**Extracted entries**
· · · · · · ·
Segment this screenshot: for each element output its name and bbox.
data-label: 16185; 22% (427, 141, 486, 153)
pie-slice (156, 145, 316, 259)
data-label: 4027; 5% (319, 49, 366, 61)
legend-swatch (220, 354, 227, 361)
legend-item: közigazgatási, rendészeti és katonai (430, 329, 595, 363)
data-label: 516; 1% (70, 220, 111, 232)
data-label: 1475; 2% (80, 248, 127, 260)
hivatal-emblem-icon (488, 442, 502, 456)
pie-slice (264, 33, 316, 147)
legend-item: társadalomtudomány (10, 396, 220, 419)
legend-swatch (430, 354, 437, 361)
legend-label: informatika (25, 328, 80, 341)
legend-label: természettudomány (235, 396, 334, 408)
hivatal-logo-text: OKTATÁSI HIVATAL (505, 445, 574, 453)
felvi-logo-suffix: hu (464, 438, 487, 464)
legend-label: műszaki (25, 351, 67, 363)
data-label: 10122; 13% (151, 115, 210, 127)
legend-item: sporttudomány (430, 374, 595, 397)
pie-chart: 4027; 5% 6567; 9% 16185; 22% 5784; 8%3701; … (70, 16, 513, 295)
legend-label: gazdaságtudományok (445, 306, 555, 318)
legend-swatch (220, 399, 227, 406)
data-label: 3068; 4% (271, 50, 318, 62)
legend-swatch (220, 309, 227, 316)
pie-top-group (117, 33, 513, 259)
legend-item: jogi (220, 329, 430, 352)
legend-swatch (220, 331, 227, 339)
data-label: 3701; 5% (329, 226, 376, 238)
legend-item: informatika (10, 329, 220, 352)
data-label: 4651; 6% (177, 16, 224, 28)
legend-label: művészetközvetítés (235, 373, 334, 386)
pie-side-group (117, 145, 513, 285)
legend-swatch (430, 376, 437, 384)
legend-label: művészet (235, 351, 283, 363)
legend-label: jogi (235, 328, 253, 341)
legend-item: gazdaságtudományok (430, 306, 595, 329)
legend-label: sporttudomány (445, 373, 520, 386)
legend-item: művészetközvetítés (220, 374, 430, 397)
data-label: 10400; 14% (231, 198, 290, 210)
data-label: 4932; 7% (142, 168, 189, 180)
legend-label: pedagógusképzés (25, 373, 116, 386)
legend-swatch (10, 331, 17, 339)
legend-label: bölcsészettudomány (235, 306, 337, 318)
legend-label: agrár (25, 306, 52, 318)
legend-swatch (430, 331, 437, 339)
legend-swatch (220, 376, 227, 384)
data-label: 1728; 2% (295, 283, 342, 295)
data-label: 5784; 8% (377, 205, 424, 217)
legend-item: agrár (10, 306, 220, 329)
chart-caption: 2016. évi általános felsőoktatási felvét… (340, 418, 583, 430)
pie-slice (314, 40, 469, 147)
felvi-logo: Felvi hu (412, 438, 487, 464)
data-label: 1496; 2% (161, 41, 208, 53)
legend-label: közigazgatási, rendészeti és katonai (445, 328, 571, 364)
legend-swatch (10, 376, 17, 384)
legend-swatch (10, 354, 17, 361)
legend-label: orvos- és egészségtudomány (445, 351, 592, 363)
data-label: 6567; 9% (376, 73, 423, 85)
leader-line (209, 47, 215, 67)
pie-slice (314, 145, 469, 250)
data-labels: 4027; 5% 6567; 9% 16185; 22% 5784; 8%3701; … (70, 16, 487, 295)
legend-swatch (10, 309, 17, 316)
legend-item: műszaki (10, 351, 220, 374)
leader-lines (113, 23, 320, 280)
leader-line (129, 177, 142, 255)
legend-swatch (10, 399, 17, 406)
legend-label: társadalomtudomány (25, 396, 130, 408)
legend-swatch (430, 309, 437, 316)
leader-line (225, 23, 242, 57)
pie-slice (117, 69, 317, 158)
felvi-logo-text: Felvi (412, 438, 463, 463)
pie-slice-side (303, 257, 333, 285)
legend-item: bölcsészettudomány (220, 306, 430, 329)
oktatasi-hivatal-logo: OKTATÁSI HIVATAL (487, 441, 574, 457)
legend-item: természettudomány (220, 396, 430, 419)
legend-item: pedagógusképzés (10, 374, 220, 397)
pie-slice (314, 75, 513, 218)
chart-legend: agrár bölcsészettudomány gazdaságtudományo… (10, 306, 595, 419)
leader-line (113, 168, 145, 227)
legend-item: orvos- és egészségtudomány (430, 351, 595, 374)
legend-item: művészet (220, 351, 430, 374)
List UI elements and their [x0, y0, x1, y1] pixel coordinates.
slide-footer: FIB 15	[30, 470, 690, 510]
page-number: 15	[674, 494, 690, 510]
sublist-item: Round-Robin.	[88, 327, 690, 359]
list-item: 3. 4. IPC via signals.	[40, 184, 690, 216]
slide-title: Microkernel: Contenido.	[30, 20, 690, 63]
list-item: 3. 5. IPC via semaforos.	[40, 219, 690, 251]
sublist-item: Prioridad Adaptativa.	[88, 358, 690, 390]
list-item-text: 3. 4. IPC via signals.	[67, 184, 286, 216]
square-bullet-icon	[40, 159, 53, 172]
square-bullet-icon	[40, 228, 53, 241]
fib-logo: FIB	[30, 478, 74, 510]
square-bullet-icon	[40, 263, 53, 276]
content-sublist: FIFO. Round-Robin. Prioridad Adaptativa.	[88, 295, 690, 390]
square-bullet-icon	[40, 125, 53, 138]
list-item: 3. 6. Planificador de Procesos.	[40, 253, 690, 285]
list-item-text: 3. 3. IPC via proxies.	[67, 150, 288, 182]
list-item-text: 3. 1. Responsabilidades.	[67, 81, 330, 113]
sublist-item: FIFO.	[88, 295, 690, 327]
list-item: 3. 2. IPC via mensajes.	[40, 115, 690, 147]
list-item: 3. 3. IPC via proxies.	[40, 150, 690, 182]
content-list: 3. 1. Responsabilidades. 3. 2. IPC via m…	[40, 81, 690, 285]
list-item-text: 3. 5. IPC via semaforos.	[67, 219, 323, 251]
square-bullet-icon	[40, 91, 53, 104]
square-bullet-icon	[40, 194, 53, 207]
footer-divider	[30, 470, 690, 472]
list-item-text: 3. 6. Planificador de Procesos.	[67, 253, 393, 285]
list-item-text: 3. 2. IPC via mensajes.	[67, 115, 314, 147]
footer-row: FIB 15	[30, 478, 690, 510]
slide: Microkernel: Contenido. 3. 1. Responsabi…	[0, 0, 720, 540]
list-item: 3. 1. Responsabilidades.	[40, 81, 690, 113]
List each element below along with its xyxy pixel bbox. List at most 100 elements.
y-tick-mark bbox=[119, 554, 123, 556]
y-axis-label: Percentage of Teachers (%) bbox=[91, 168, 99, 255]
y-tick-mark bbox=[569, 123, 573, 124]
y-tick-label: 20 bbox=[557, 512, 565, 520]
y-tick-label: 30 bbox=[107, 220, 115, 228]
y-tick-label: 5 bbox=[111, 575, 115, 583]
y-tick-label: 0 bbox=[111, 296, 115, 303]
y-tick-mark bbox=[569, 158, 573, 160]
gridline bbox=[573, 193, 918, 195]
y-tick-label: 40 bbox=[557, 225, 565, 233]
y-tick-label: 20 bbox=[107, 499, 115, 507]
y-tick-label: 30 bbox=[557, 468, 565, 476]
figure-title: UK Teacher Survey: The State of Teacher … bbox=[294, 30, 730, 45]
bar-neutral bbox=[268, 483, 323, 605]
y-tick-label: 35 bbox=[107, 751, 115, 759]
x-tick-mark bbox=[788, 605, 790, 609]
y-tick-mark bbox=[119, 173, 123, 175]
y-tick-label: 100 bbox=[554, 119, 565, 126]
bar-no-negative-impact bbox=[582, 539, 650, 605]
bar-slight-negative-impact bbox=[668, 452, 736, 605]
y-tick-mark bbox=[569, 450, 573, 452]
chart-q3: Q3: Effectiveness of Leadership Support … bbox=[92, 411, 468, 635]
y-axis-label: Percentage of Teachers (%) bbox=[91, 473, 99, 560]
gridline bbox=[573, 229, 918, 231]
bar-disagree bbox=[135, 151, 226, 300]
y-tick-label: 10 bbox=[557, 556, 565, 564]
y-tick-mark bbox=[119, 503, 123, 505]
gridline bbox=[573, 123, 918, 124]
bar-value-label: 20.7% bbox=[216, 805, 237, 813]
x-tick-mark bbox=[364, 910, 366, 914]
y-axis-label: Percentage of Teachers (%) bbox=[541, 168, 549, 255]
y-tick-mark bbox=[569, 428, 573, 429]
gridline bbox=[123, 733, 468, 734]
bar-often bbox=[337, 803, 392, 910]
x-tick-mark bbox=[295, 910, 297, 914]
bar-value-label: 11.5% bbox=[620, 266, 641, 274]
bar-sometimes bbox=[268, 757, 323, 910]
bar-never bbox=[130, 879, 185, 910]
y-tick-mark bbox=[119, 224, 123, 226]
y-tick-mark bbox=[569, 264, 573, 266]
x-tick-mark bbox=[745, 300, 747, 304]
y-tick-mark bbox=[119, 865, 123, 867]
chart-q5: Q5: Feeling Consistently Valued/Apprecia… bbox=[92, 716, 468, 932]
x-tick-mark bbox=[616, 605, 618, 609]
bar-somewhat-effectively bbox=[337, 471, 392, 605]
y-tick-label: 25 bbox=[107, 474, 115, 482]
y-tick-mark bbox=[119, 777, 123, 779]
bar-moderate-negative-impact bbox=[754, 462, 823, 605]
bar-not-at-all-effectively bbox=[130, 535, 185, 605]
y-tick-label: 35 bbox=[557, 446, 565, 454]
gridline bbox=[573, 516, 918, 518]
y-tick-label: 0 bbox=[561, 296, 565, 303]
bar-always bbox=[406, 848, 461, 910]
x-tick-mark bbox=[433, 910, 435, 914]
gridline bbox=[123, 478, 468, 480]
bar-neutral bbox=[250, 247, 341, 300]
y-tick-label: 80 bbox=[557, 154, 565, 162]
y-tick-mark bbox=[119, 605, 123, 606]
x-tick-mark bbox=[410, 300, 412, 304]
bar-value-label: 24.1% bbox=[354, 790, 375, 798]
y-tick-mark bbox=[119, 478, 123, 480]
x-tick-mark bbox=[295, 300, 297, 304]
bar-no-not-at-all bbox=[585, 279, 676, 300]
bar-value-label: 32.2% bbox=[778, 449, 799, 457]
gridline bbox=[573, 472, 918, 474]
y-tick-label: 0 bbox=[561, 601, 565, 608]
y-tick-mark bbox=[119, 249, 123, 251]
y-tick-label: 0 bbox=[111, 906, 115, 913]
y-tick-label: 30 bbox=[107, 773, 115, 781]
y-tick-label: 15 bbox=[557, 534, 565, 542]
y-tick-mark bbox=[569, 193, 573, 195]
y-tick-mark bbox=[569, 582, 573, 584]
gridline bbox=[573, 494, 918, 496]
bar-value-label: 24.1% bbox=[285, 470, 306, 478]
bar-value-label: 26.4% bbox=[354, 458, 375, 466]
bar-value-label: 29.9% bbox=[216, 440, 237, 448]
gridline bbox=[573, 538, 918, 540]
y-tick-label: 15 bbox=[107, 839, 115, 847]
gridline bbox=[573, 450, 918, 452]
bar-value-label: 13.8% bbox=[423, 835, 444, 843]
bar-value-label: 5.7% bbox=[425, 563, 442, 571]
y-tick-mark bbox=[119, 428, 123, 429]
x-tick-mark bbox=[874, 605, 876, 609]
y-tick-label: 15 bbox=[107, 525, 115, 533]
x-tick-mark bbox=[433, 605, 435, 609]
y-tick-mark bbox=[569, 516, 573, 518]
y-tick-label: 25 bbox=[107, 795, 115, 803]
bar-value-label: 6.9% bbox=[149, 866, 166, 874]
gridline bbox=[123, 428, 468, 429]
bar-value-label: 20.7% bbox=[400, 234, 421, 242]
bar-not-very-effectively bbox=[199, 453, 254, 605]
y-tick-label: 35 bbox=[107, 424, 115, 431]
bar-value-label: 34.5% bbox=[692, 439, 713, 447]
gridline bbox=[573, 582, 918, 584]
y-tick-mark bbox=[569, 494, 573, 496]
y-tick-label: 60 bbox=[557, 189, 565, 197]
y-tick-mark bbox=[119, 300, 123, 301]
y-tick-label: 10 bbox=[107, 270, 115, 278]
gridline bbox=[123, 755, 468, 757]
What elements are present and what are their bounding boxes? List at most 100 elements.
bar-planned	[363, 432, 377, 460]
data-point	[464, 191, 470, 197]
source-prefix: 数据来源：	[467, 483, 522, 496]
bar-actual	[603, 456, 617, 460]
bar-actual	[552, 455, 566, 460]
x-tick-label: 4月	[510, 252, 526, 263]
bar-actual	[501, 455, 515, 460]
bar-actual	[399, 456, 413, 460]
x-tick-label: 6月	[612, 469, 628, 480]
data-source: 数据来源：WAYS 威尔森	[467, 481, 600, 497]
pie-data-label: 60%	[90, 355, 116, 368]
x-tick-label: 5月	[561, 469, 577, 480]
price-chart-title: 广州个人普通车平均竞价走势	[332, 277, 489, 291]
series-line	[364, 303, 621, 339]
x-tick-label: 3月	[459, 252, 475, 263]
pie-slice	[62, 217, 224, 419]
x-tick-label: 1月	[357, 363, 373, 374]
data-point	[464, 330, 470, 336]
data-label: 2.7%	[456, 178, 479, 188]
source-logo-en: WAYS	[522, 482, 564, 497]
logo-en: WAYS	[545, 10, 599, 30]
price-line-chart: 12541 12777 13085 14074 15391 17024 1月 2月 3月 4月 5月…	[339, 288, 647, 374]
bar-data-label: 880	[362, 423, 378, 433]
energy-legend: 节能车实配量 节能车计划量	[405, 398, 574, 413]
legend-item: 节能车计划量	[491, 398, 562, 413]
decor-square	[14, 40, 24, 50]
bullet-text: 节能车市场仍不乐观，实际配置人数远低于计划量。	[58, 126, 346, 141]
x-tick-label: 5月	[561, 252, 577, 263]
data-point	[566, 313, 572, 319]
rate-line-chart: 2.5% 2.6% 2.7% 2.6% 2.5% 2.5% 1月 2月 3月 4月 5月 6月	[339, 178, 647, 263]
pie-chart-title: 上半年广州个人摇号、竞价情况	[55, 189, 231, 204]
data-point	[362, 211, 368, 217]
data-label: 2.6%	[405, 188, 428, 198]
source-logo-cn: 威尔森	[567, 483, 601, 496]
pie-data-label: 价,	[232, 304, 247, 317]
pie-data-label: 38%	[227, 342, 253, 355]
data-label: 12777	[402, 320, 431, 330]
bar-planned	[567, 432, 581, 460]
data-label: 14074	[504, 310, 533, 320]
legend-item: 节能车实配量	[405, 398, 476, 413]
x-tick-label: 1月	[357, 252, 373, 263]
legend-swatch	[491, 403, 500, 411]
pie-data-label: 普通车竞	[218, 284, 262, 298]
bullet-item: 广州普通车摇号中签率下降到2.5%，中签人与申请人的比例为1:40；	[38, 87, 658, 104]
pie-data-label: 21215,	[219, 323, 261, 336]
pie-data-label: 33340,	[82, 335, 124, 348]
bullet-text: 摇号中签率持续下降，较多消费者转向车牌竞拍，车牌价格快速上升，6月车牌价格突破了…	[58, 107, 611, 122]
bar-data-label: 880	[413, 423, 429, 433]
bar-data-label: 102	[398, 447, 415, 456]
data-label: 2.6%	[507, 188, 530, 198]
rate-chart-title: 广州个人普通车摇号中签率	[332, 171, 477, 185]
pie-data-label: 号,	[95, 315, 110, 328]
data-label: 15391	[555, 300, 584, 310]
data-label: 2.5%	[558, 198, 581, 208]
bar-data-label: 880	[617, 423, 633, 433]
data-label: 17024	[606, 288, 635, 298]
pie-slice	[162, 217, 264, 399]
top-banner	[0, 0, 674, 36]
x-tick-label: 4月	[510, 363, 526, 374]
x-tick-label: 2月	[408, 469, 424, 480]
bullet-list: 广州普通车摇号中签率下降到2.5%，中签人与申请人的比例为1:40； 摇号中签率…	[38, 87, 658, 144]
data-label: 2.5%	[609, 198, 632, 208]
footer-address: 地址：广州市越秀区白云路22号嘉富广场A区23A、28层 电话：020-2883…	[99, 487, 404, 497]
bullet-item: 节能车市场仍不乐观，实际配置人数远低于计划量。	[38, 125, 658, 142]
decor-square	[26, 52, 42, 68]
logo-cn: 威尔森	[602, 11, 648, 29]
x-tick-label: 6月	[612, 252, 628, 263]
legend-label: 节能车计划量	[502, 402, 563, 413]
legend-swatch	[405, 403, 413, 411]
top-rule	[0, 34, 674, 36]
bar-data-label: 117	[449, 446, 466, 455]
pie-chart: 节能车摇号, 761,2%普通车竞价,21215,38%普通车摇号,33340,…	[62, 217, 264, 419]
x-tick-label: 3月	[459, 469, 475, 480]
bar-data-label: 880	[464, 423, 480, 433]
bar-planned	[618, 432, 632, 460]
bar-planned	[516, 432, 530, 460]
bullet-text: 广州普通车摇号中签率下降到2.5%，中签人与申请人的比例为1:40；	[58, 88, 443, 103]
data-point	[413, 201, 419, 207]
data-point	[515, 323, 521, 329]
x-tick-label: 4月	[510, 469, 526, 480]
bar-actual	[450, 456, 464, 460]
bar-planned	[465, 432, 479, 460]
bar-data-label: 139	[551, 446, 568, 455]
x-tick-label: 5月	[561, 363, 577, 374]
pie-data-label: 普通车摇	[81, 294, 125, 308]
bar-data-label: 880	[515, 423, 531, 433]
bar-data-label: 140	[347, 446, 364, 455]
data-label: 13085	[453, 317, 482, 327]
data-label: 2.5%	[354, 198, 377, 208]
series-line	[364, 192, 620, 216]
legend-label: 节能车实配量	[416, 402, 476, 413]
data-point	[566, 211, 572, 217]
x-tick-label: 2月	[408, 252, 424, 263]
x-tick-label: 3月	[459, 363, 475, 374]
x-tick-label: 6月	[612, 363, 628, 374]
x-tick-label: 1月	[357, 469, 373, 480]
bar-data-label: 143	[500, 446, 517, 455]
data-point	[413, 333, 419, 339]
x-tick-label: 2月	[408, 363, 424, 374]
· · · · · · ·
**Task brief**
Edit the rows from the first one through the line containing "pie-slice (264, 33, 316, 147)" by replacing "data-label" with "value-label", and give those lines back with nothing else changed.

**Task output**
Segment this screenshot: for each element output its name and bbox.
value-label: 16185; 22% (427, 141, 486, 153)
pie-slice (156, 145, 316, 259)
value-label: 4027; 5% (319, 49, 366, 61)
legend-swatch (220, 354, 227, 361)
legend-item: közigazgatási, rendészeti és katonai (430, 329, 595, 363)
value-label: 516; 1% (70, 220, 111, 232)
value-label: 1475; 2% (80, 248, 127, 260)
hivatal-emblem-icon (488, 442, 502, 456)
pie-slice (264, 33, 316, 147)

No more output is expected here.